→ Aim:
Rewrite every row with "Patent image size" swapped for "Drawing dimensions" and everything else left as it is. Leave the pictures out of your answer.

→ Stored entries:
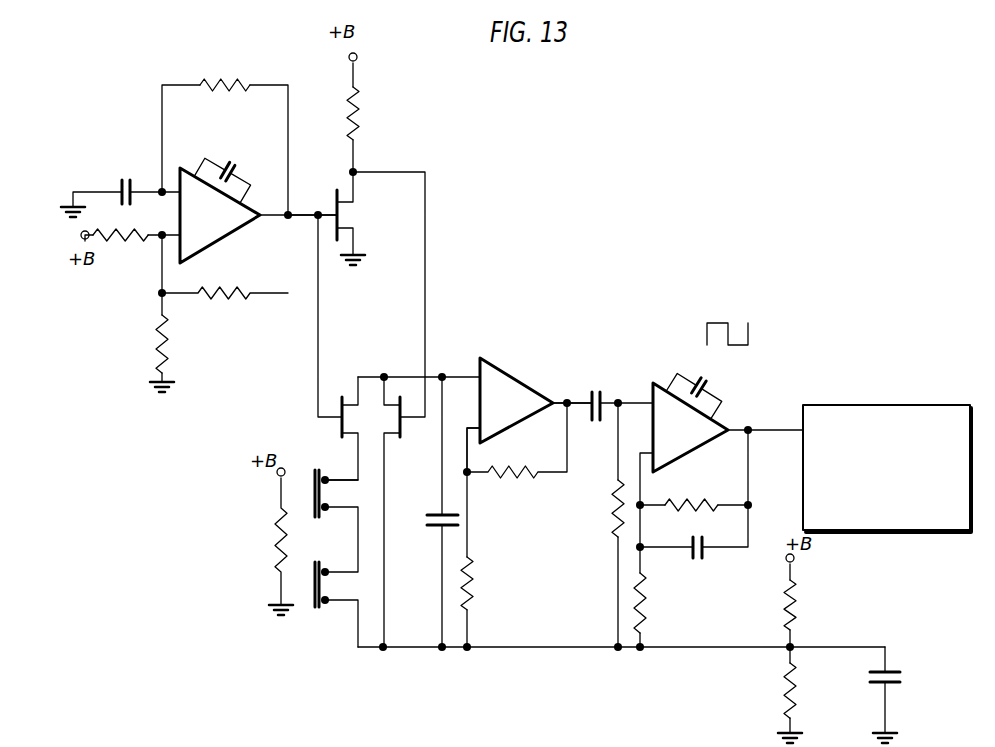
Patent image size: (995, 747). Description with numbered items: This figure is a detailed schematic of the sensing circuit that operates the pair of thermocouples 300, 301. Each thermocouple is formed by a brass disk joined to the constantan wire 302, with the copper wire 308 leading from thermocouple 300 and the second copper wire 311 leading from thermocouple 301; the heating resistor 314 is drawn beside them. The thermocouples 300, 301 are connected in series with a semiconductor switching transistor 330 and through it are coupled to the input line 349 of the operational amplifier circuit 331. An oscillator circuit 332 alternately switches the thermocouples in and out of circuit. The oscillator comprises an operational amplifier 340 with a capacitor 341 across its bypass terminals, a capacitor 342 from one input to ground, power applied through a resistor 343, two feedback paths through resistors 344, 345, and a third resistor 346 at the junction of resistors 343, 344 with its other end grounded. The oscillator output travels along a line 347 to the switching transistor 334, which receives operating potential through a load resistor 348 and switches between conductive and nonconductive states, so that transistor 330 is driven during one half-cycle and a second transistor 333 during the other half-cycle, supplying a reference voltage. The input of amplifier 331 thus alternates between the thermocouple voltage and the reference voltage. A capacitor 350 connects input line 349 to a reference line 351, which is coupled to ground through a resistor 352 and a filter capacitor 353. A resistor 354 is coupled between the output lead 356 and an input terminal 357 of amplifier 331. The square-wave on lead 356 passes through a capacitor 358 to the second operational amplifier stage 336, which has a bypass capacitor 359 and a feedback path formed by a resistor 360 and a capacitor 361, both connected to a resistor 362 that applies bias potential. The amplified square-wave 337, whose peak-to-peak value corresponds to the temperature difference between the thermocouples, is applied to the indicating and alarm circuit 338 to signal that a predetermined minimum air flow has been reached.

The oscillator circuit 332 is at (187, 68).
The resistor 345 is at (243, 82).
The operational amplifier 340 is at (178, 168).
The capacitor 341 is at (232, 167).
The capacitor 342 is at (112, 175).
The resistor 343 is at (130, 242).
The resistor 344 is at (223, 290).
The third resistor 346 is at (170, 343).
The line 347 is at (295, 212).
The load resistor 348 is at (358, 95).
The switching transistor 334 is at (338, 223).
The transistor 330 is at (335, 405).
The second transistor 333 is at (405, 427).
The input line 349 is at (462, 376).
The operational amplifier circuit 331 is at (505, 380).
The input terminal 357 is at (478, 443).
The resistor 354 is at (507, 483).
The capacitor 350 is at (433, 527).
The reference line 351 is at (488, 650).
The copper wire 308 is at (358, 627).
The thermocouple 301 is at (307, 488).
The second copper wire 311 is at (355, 467).
The constantan wire 302 is at (355, 533).
The thermocouple 300 is at (310, 595).
The heating resistor 314 is at (280, 537).
The output lead 356 is at (573, 397).
The capacitor 358 is at (610, 385).
The bypass capacitor 359 is at (693, 373).
The second operational amplifier stage 336 is at (730, 423).
The square-wave 337 is at (707, 323).
The indicating and alarm circuit 338 is at (878, 405).
The resistor 360 is at (690, 505).
The capacitor 361 is at (703, 555).
The resistor 362 is at (645, 592).
The resistor 352 is at (785, 690).
The filter capacitor 353 is at (890, 685).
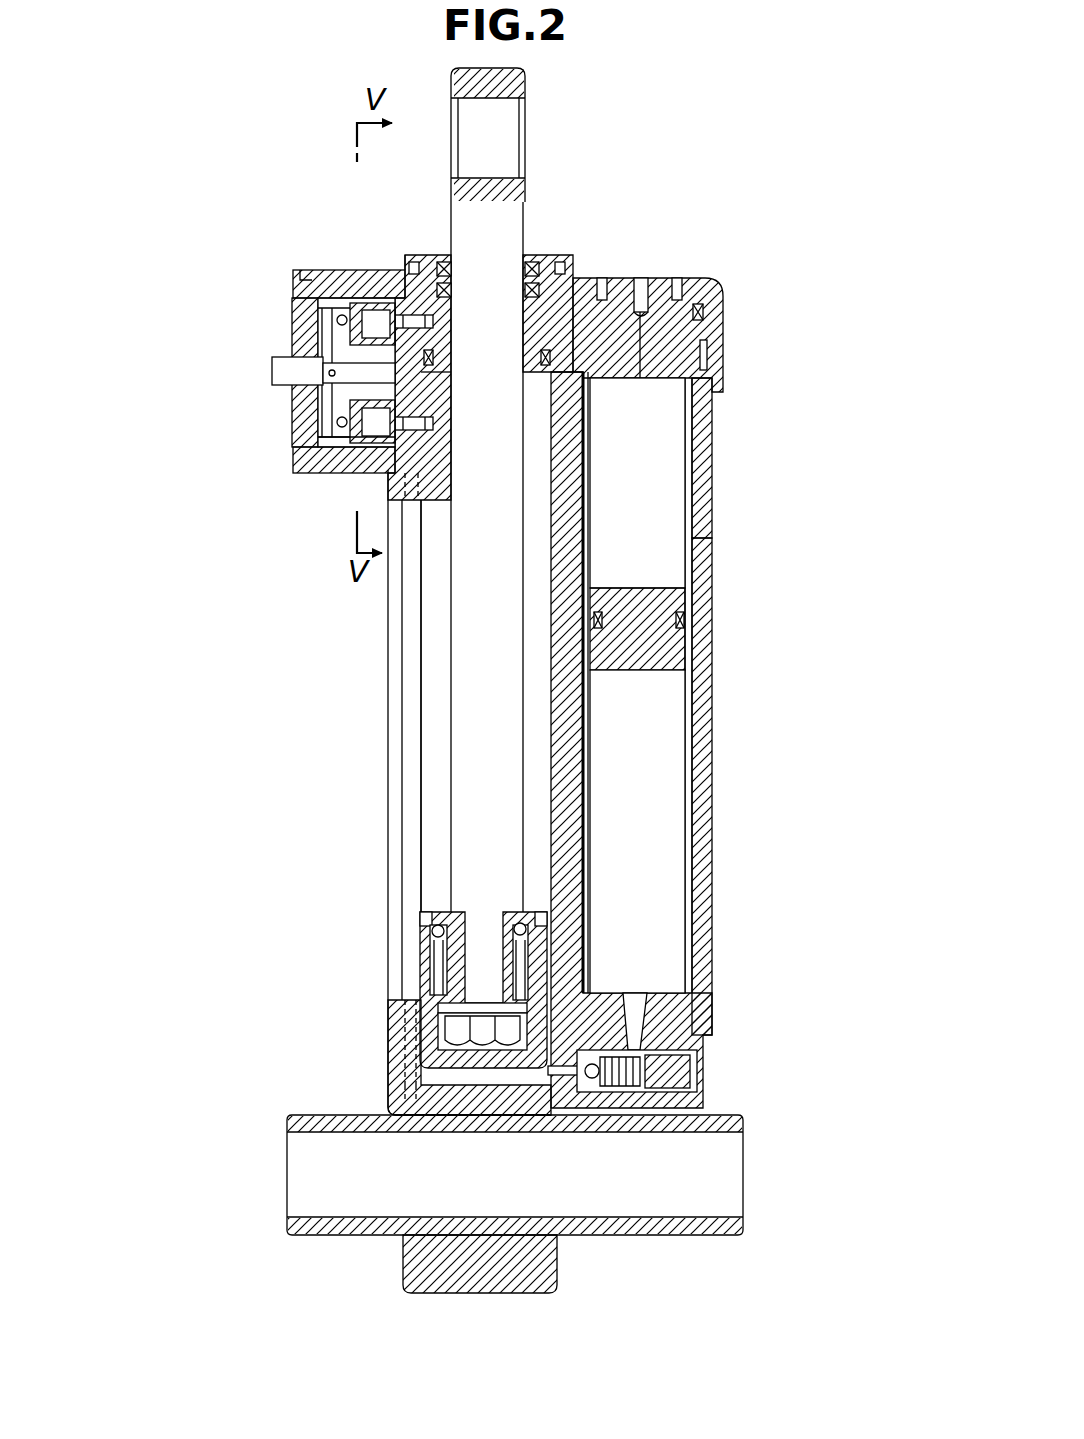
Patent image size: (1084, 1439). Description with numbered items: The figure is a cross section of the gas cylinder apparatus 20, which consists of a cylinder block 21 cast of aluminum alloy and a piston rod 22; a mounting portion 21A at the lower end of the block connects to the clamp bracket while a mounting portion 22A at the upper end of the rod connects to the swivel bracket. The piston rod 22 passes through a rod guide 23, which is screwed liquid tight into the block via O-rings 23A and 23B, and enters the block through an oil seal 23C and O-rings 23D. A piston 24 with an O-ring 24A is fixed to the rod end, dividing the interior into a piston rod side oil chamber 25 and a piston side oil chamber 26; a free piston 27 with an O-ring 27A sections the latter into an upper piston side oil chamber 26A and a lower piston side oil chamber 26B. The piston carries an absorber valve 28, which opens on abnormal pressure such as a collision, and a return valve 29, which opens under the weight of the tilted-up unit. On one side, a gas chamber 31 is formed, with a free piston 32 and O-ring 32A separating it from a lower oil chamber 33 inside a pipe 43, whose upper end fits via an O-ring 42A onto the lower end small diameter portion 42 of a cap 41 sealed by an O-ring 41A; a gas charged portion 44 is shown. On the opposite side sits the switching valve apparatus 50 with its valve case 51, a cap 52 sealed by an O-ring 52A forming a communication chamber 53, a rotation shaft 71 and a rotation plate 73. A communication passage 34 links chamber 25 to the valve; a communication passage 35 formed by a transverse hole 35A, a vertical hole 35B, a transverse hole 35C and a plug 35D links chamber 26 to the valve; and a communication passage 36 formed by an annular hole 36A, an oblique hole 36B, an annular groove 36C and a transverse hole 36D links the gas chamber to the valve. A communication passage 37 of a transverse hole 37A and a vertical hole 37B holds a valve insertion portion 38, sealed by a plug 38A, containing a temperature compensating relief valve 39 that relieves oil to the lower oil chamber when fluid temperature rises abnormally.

The gas cylinder apparatus 20 is at (716, 168).
The cylinder block 21 is at (390, 656).
The mounting portion 21A is at (348, 1234).
The piston rod 22 is at (517, 232).
The mounting portion 22A is at (520, 80).
The rod guide 23 is at (563, 265).
The O-ring 23A is at (407, 277).
The O-ring 23B is at (436, 360).
The oil seal 23C is at (452, 275).
The O-rings 23D is at (452, 300).
The piston 24 is at (433, 965).
The O-ring 24A is at (430, 924).
The piston rod side oil chamber 25 is at (433, 606).
The piston side oil chamber 26 is at (465, 1075).
The upper piston side oil chamber 26A is at (520, 1040).
The lower piston side oil chamber 26B is at (494, 1050).
The free piston 27 is at (515, 1015).
The O-ring 27A is at (445, 1006).
The absorber valve 28 is at (430, 934).
The return valve 29 is at (517, 916).
The gas chamber 31 is at (672, 440).
The free piston 32 is at (688, 652).
The O-ring 32A is at (688, 622).
The lower oil chamber 33 is at (672, 860).
The communication passage 34 is at (427, 375).
The communication passage 35 is at (410, 492).
The transverse hole 35A is at (395, 1095).
The vertical hole 35B is at (408, 1022).
The transverse hole 35C is at (420, 428).
The plug 35D is at (413, 1070).
The communication passage 36 is at (580, 644).
The annular hole 36A is at (580, 682).
The oblique hole 36B is at (590, 405).
The annular groove 36C is at (590, 470).
The transverse hole 36D is at (434, 322).
The communication passage 37 is at (642, 1015).
The transverse hole 37A is at (545, 1075).
The vertical hole 37B is at (640, 1031).
The valve insertion portion 38 is at (660, 1066).
The plug 38A is at (702, 1076).
The temperature compensating relief valve 39 is at (578, 1072).
The cap 41 is at (707, 282).
The O-ring 41A is at (708, 312).
The lower end small diameter portion 42 is at (712, 378).
The O-ring 42A is at (705, 355).
The pipe 43 is at (704, 515).
The gas charged portion 44 is at (660, 278).
The switching valve apparatus 50 is at (272, 324).
The valve case 51 is at (350, 275).
The cap 52 is at (300, 430).
The O-ring 52A is at (296, 455).
The communication chamber 53 is at (322, 470).
The rotation shaft 71 is at (282, 378).
The rotation plate 73 is at (300, 300).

→ Task answer:
Drawing dimensions: (995, 747). Description with numbered items: This figure is a detailed schematic of the sensing circuit that operates the pair of thermocouples 300, 301. Each thermocouple is formed by a brass disk joined to the constantan wire 302, with the copper wire 308 leading from thermocouple 300 and the second copper wire 311 leading from thermocouple 301; the heating resistor 314 is drawn beside them. The thermocouples 300, 301 are connected in series with a semiconductor switching transistor 330 and through it are coupled to the input line 349 of the operational amplifier circuit 331. An oscillator circuit 332 alternately switches the thermocouples in and out of circuit. The oscillator comprises an operational amplifier 340 with a capacitor 341 across its bypass terminals, a capacitor 342 from one input to ground, power applied through a resistor 343, two feedback paths through resistors 344, 345, and a third resistor 346 at the junction of resistors 343, 344 with its other end grounded. The oscillator output travels along a line 347 to the switching transistor 334, which receives operating potential through a load resistor 348 and switches between conductive and nonconductive states, so that transistor 330 is driven during one half-cycle and a second transistor 333 during the other half-cycle, supplying a reference voltage. The input of amplifier 331 thus alternates between the thermocouple voltage and the reference voltage. A capacitor 350 connects input line 349 to a reference line 351, which is coupled to ground through a resistor 352 and a filter capacitor 353. A resistor 354 is coupled between the output lead 356 and an input terminal 357 of amplifier 331. The square-wave on lead 356 passes through a capacitor 358 to the second operational amplifier stage 336, which has a bypass capacitor 359 and a feedback path formed by a resistor 360 and a capacitor 361, both connected to a resistor 362 that applies bias potential. The amplified square-wave 337, whose peak-to-peak value corresponds to the temperature difference between the thermocouples, is applied to the indicating and alarm circuit 338 to signal that a predetermined minimum air flow has been reached.

The oscillator circuit 332 is at (187, 68).
The resistor 345 is at (243, 82).
The operational amplifier 340 is at (178, 168).
The capacitor 341 is at (232, 167).
The capacitor 342 is at (112, 175).
The resistor 343 is at (130, 242).
The resistor 344 is at (223, 290).
The third resistor 346 is at (170, 343).
The line 347 is at (295, 212).
The load resistor 348 is at (358, 95).
The switching transistor 334 is at (338, 223).
The transistor 330 is at (335, 405).
The second transistor 333 is at (405, 427).
The input line 349 is at (462, 376).
The operational amplifier circuit 331 is at (505, 380).
The input terminal 357 is at (478, 443).
The resistor 354 is at (507, 483).
The capacitor 350 is at (433, 527).
The reference line 351 is at (488, 650).
The copper wire 308 is at (358, 627).
The thermocouple 301 is at (307, 488).
The second copper wire 311 is at (355, 467).
The constantan wire 302 is at (355, 533).
The thermocouple 300 is at (310, 595).
The heating resistor 314 is at (280, 537).
The output lead 356 is at (573, 397).
The capacitor 358 is at (610, 385).
The bypass capacitor 359 is at (693, 373).
The second operational amplifier stage 336 is at (730, 423).
The square-wave 337 is at (707, 323).
The indicating and alarm circuit 338 is at (878, 405).
The resistor 360 is at (690, 505).
The capacitor 361 is at (703, 555).
The resistor 362 is at (645, 592).
The resistor 352 is at (785, 690).
The filter capacitor 353 is at (890, 685).
Drawing dimensions: (1084, 1439). Description with numbered items: The figure is a cross section of the gas cylinder apparatus 20, which consists of a cylinder block 21 cast of aluminum alloy and a piston rod 22; a mounting portion 21A at the lower end of the block connects to the clamp bracket while a mounting portion 22A at the upper end of the rod connects to the swivel bracket. The piston rod 22 passes through a rod guide 23, which is screwed liquid tight into the block via O-rings 23A and 23B, and enters the block through an oil seal 23C and O-rings 23D. A piston 24 with an O-ring 24A is fixed to the rod end, dividing the interior into a piston rod side oil chamber 25 and a piston side oil chamber 26; a free piston 27 with an O-ring 27A sections the latter into an upper piston side oil chamber 26A and a lower piston side oil chamber 26B. The piston carries an absorber valve 28, which opens on abnormal pressure such as a collision, and a return valve 29, which opens under the weight of the tilted-up unit. On one side, a gas chamber 31 is formed, with a free piston 32 and O-ring 32A separating it from a lower oil chamber 33 inside a pipe 43, whose upper end fits via an O-ring 42A onto the lower end small diameter portion 42 of a cap 41 sealed by an O-ring 41A; a gas charged portion 44 is shown. On the opposite side sits the switching valve apparatus 50 with its valve case 51, a cap 52 sealed by an O-ring 52A forming a communication chamber 53, a rotation shaft 71 and a rotation plate 73. A communication passage 34 links chamber 25 to the valve; a communication passage 35 formed by a transverse hole 35A, a vertical hole 35B, a transverse hole 35C and a plug 35D links chamber 26 to the valve; and a communication passage 36 formed by an annular hole 36A, an oblique hole 36B, an annular groove 36C and a transverse hole 36D links the gas chamber to the valve. A communication passage 37 of a transverse hole 37A and a vertical hole 37B holds a valve insertion portion 38, sealed by a plug 38A, containing a temperature compensating relief valve 39 that relieves oil to the lower oil chamber when fluid temperature rises abnormally.

The gas cylinder apparatus 20 is at (716, 168).
The cylinder block 21 is at (390, 656).
The mounting portion 21A is at (348, 1234).
The piston rod 22 is at (517, 232).
The mounting portion 22A is at (520, 80).
The rod guide 23 is at (563, 265).
The O-ring 23A is at (407, 277).
The O-ring 23B is at (436, 360).
The oil seal 23C is at (452, 275).
The O-rings 23D is at (452, 300).
The piston 24 is at (433, 965).
The O-ring 24A is at (430, 924).
The piston rod side oil chamber 25 is at (433, 606).
The piston side oil chamber 26 is at (465, 1075).
The upper piston side oil chamber 26A is at (520, 1040).
The lower piston side oil chamber 26B is at (494, 1050).
The free piston 27 is at (515, 1015).
The O-ring 27A is at (445, 1006).
The absorber valve 28 is at (430, 934).
The return valve 29 is at (517, 916).
The gas chamber 31 is at (672, 440).
The free piston 32 is at (688, 652).
The O-ring 32A is at (688, 622).
The lower oil chamber 33 is at (672, 860).
The communication passage 34 is at (427, 375).
The communication passage 35 is at (410, 492).
The transverse hole 35A is at (395, 1095).
The vertical hole 35B is at (408, 1022).
The transverse hole 35C is at (420, 428).
The plug 35D is at (413, 1070).
The communication passage 36 is at (580, 644).
The annular hole 36A is at (580, 682).
The oblique hole 36B is at (590, 405).
The annular groove 36C is at (590, 470).
The transverse hole 36D is at (434, 322).
The communication passage 37 is at (642, 1015).
The transverse hole 37A is at (545, 1075).
The vertical hole 37B is at (640, 1031).
The valve insertion portion 38 is at (660, 1066).
The plug 38A is at (702, 1076).
The temperature compensating relief valve 39 is at (578, 1072).
The cap 41 is at (707, 282).
The O-ring 41A is at (708, 312).
The lower end small diameter portion 42 is at (712, 378).
The O-ring 42A is at (705, 355).
The pipe 43 is at (704, 515).
The gas charged portion 44 is at (660, 278).
The switching valve apparatus 50 is at (272, 324).
The valve case 51 is at (350, 275).
The cap 52 is at (300, 430).
The O-ring 52A is at (296, 455).
The communication chamber 53 is at (322, 470).
The rotation shaft 71 is at (282, 378).
The rotation plate 73 is at (300, 300).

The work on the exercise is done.